- Task statement -
Filter the records below down to lines containing "Glacier".

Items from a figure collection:
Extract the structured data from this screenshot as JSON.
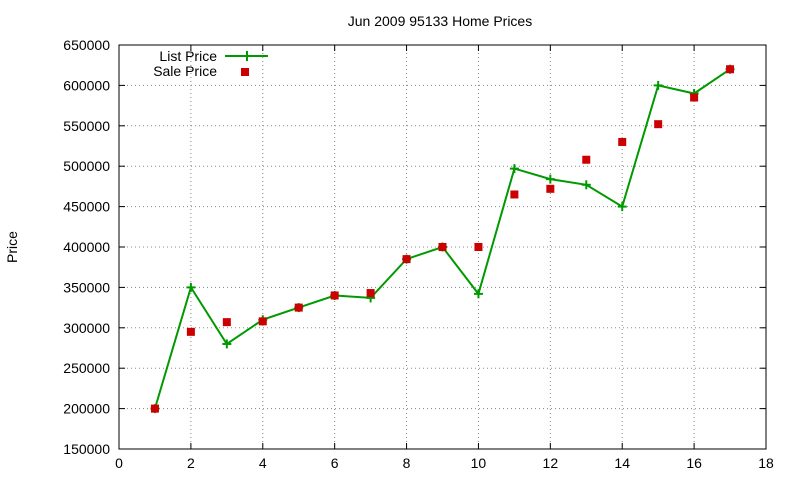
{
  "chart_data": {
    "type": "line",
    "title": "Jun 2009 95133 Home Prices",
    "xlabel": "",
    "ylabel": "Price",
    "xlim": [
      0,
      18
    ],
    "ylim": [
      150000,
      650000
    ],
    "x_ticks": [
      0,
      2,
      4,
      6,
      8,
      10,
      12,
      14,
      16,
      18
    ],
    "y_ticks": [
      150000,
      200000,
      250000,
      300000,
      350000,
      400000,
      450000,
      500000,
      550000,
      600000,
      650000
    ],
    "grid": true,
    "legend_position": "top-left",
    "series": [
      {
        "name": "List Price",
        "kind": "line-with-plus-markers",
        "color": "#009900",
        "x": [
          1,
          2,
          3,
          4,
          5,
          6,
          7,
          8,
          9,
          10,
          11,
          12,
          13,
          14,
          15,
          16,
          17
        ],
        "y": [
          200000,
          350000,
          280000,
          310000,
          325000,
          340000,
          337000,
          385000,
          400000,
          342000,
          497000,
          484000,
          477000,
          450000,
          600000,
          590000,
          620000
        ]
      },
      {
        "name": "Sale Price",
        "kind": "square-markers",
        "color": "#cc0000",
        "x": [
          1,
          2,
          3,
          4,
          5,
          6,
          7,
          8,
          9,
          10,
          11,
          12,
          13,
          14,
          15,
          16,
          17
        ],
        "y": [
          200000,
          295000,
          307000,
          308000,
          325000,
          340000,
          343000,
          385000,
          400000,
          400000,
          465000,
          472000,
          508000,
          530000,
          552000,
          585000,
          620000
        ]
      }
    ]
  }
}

--

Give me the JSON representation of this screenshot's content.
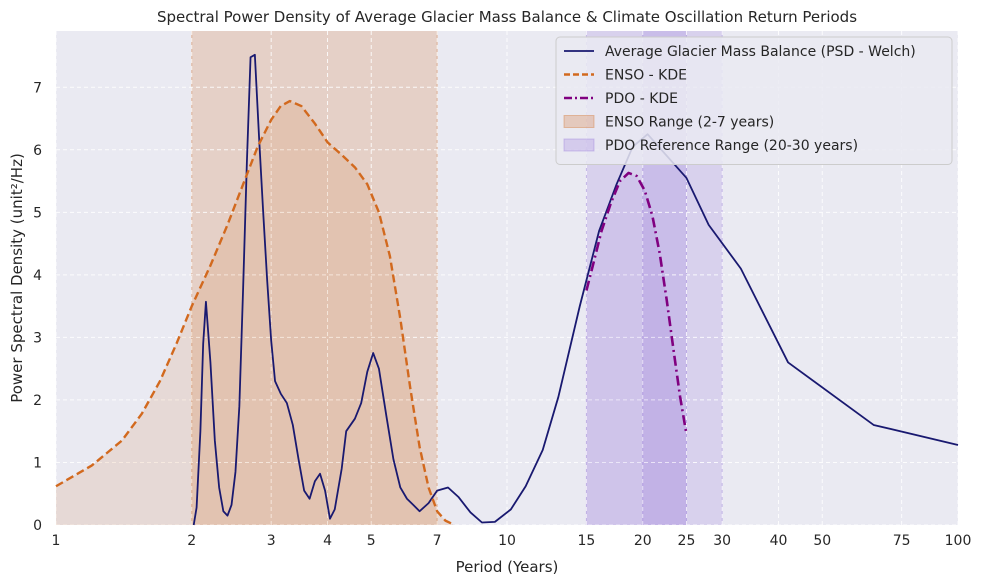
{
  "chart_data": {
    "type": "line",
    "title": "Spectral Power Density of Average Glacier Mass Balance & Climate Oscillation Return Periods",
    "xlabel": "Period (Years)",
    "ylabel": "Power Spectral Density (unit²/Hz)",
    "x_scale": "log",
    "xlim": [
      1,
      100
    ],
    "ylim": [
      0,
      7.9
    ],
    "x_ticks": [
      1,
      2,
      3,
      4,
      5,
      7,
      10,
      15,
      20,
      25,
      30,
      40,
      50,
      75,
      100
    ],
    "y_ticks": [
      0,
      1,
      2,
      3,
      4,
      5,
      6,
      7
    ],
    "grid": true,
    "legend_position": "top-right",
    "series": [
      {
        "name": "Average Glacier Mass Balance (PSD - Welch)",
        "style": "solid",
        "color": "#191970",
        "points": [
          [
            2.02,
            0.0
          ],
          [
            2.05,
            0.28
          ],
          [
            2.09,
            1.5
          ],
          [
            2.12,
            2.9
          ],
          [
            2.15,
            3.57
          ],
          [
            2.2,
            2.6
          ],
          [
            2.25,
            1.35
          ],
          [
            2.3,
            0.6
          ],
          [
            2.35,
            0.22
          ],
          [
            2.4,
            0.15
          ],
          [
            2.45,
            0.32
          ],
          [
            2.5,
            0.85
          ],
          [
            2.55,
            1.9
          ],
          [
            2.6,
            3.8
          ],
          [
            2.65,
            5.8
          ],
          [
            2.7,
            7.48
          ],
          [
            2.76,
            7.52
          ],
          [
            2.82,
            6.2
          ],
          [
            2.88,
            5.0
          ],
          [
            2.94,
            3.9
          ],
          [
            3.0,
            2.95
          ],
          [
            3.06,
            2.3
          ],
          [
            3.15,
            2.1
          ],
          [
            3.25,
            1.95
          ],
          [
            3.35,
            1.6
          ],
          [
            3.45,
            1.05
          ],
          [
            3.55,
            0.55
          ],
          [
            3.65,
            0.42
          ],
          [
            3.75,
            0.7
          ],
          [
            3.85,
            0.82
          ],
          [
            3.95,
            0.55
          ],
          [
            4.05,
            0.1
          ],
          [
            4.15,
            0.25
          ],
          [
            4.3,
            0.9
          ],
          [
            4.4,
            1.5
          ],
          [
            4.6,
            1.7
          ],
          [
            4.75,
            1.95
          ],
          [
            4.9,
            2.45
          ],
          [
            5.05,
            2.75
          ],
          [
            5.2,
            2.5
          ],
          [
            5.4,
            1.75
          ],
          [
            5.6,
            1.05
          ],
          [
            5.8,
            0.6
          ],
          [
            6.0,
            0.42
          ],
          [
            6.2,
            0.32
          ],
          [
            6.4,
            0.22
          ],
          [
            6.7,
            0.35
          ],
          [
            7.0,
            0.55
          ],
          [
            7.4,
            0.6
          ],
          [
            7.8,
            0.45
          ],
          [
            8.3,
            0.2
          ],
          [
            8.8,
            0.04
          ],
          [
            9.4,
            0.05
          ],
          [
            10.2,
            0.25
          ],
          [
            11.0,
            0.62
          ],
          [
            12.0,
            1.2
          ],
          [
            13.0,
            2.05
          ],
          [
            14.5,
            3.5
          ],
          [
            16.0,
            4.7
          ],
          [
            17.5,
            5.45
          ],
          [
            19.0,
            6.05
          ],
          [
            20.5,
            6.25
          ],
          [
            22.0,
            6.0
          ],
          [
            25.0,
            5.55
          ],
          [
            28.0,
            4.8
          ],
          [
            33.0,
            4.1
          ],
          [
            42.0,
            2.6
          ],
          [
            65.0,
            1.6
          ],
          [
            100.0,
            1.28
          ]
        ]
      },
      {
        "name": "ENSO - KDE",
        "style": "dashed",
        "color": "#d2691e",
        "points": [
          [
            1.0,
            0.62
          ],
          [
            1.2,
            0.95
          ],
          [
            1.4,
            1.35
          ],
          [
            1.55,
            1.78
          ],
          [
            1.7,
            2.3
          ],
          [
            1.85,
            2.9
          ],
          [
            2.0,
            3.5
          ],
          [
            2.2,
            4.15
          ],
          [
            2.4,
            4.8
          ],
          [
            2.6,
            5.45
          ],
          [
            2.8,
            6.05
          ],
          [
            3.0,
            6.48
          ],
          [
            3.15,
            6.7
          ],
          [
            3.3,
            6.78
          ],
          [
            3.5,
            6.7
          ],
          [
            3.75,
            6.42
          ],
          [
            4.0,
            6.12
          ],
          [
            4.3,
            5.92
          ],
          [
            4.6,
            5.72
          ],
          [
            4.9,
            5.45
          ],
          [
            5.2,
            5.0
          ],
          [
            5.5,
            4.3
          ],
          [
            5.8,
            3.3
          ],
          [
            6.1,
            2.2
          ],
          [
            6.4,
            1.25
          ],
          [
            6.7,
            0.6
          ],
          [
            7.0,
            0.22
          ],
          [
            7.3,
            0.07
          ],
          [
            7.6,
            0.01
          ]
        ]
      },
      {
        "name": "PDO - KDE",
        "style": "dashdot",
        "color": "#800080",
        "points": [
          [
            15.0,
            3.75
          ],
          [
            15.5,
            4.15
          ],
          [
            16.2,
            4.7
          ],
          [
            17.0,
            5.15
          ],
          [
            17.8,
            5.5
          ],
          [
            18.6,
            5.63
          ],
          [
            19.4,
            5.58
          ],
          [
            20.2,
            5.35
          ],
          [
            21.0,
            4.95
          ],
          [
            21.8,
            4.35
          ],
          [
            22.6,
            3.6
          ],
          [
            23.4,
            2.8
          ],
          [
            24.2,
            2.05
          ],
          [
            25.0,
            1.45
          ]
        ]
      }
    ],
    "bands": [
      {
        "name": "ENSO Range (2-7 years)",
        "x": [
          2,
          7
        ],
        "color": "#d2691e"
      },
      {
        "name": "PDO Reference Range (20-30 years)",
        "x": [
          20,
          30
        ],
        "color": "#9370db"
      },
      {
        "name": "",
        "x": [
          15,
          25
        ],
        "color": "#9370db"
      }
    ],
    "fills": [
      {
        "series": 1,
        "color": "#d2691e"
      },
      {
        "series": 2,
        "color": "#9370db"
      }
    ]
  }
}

==

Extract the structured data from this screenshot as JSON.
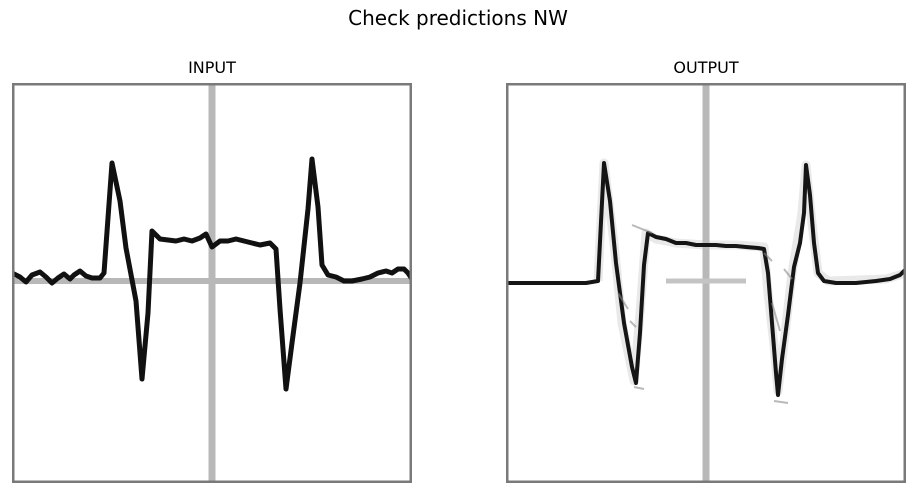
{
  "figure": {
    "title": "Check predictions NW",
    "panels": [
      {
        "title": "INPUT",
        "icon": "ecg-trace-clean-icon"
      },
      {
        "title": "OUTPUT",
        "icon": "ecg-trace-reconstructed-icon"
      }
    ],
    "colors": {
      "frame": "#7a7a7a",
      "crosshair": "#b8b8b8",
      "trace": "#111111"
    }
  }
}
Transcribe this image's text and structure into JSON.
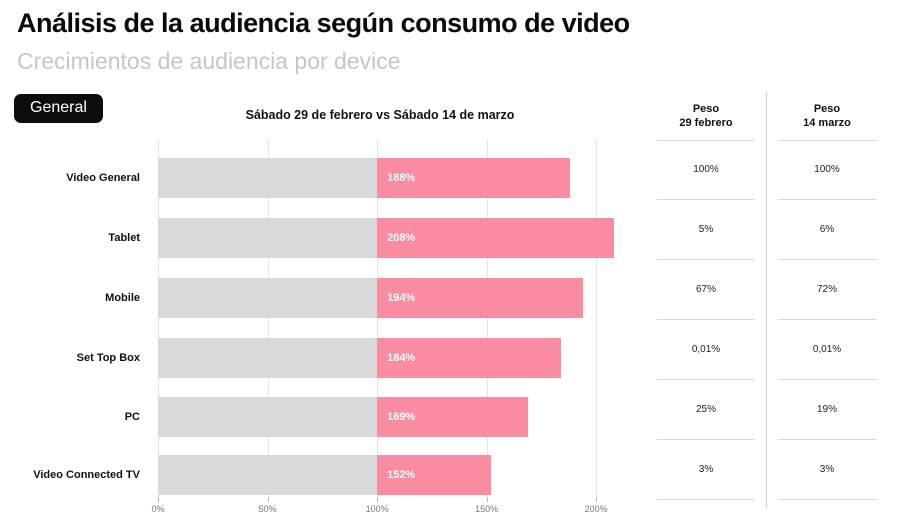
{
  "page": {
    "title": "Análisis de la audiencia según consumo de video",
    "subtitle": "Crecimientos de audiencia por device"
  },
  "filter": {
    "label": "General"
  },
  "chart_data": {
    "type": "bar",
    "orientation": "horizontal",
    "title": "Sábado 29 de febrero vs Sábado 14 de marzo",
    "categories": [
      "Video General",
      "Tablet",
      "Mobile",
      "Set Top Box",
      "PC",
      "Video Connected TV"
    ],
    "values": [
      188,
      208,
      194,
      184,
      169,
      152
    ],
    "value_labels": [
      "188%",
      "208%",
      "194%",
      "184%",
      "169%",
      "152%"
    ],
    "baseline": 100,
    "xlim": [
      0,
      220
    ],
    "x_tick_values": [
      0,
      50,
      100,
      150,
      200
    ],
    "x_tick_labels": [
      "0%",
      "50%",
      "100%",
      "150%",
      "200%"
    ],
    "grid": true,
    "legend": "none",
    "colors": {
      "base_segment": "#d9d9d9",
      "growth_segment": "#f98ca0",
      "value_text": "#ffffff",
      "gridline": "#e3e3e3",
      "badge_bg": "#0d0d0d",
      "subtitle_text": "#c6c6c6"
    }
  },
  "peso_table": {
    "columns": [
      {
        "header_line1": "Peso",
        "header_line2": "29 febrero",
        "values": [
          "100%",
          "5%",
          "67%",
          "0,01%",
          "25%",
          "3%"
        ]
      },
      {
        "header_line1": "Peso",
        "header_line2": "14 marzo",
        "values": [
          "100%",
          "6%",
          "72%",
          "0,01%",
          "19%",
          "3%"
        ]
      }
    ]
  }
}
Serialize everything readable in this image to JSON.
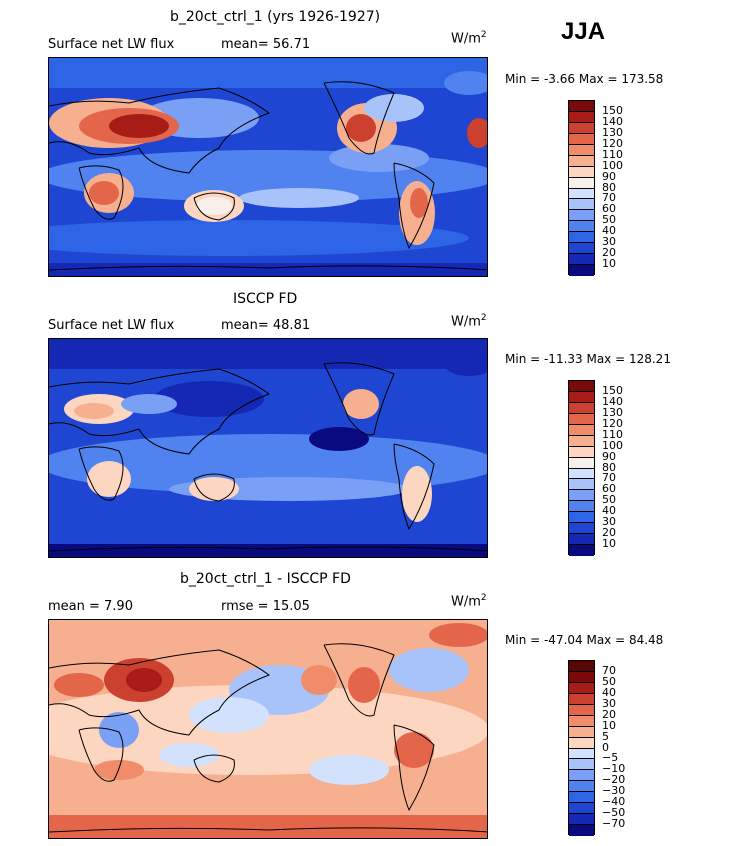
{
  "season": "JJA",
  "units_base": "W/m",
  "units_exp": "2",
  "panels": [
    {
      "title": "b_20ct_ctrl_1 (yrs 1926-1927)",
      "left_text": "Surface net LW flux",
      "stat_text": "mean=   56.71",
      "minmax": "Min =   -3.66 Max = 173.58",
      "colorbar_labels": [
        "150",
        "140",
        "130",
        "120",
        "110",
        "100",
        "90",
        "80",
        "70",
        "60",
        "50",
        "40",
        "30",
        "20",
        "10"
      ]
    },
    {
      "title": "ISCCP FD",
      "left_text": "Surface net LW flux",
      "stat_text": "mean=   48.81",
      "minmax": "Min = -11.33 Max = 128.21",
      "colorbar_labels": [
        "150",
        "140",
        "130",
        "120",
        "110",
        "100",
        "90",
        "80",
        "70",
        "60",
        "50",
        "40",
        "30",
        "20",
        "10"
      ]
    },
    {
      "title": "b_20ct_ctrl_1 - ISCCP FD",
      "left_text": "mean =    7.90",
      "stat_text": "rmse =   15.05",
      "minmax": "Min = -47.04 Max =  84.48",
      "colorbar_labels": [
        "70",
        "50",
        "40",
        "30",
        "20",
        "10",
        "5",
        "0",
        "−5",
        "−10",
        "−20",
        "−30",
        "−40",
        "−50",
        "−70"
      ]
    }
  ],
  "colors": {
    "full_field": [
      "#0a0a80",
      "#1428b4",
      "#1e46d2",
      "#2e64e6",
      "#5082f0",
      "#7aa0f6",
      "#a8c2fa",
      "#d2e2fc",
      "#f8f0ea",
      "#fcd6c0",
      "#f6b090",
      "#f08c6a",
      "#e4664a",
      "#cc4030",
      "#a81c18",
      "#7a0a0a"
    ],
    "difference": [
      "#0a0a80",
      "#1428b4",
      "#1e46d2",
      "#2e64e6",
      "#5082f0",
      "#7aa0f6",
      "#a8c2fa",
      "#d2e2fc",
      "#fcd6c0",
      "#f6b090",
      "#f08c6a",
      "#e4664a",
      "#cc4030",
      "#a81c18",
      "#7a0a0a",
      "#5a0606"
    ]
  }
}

- The completed task -
    "title": "Spectral Power Density of Average Glacier Mass Balance & Climate Oscillation Return Periods",
        "name": "Average Glacier Mass Balance (PSD - Welch)",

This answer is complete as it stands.